• PROBLEM TO WORK ON
Please find all lines in the data that hold the string "jährige" and copy them.

• PROVIDED RECORDS
————

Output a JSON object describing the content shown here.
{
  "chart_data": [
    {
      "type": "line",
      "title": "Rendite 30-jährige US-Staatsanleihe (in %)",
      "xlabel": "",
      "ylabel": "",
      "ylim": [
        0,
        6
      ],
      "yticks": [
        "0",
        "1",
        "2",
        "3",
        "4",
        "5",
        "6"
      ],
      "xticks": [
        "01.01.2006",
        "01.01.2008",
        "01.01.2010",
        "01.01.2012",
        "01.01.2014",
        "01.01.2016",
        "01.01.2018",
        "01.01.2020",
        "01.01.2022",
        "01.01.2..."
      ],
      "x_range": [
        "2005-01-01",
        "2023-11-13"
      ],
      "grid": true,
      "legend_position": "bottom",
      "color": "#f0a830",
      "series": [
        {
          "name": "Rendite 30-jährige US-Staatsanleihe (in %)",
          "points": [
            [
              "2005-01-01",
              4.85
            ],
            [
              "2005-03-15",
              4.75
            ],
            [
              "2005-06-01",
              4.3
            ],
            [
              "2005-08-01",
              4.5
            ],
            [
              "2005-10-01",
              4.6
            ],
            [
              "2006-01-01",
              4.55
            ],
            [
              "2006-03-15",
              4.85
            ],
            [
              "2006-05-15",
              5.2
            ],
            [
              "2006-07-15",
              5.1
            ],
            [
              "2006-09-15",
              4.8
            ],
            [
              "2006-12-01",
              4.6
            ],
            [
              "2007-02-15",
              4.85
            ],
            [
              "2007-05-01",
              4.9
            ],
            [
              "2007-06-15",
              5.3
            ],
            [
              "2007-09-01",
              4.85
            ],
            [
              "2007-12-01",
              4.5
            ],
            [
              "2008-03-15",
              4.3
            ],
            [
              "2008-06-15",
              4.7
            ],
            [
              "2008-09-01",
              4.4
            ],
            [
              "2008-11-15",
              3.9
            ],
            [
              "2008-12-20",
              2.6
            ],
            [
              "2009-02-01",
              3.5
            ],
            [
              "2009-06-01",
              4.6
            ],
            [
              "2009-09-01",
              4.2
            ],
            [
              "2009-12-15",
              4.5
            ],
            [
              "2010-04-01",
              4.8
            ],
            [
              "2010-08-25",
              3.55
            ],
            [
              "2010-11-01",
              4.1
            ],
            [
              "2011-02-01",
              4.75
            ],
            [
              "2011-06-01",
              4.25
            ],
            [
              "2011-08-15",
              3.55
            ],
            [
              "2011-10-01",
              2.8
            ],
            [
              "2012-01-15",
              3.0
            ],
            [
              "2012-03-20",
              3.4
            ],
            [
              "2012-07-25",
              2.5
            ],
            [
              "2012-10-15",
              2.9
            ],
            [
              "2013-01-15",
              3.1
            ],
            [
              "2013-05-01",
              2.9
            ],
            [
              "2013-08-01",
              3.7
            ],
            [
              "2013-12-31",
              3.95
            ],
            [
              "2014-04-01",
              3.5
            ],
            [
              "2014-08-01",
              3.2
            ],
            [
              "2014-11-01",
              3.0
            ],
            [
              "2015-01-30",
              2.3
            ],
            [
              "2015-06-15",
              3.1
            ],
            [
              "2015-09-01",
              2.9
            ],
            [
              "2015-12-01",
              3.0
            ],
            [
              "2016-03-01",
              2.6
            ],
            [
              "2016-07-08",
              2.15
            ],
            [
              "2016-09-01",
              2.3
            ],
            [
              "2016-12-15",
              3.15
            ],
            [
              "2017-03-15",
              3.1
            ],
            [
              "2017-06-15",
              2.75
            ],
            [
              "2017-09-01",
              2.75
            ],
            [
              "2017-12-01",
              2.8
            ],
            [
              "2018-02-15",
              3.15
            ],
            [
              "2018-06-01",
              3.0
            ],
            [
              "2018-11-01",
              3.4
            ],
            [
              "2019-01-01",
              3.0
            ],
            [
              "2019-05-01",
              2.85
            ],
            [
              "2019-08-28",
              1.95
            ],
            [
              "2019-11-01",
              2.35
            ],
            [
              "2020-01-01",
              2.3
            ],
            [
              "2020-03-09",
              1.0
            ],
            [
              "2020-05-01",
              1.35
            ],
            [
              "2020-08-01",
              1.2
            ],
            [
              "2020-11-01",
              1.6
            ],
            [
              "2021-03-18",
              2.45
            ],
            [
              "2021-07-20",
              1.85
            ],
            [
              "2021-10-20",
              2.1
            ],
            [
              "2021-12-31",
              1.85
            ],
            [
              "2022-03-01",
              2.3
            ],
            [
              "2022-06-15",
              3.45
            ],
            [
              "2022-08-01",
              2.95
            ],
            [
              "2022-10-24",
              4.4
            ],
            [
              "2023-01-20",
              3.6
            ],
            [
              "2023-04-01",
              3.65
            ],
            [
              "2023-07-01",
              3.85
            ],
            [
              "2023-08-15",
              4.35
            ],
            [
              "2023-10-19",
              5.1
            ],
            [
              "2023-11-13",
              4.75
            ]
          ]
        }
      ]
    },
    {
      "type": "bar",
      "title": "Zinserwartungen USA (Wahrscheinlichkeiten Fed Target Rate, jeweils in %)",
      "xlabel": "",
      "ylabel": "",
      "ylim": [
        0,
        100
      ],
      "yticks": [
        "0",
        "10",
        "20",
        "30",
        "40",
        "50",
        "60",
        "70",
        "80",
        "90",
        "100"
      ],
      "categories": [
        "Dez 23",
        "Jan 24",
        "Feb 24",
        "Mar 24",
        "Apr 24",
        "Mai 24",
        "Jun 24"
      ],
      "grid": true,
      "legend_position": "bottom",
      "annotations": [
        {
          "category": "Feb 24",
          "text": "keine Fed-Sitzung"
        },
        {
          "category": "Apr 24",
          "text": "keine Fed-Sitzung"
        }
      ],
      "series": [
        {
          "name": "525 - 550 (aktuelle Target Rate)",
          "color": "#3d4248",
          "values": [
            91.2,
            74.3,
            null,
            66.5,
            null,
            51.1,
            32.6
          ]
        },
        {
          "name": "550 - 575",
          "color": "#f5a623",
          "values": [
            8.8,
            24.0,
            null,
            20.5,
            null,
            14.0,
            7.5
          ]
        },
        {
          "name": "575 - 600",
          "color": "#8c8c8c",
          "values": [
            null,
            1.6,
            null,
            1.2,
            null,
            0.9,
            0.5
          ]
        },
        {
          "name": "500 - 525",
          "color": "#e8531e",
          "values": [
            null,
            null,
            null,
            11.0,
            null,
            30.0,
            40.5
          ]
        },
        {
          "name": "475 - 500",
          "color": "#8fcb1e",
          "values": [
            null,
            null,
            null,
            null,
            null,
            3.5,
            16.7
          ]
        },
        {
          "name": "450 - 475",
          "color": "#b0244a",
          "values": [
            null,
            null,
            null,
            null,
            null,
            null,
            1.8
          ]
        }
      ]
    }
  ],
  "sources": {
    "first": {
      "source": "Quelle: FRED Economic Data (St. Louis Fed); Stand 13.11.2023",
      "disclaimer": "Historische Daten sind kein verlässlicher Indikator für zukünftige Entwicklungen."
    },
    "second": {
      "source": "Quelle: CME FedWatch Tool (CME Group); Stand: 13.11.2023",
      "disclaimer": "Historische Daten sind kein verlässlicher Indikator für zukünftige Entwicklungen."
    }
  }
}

————

• CORRECT OUTPUT
      "title": "Rendite 30-jährige US-Staatsanleihe (in %)",
          "name": "Rendite 30-jährige US-Staatsanleihe (in %)",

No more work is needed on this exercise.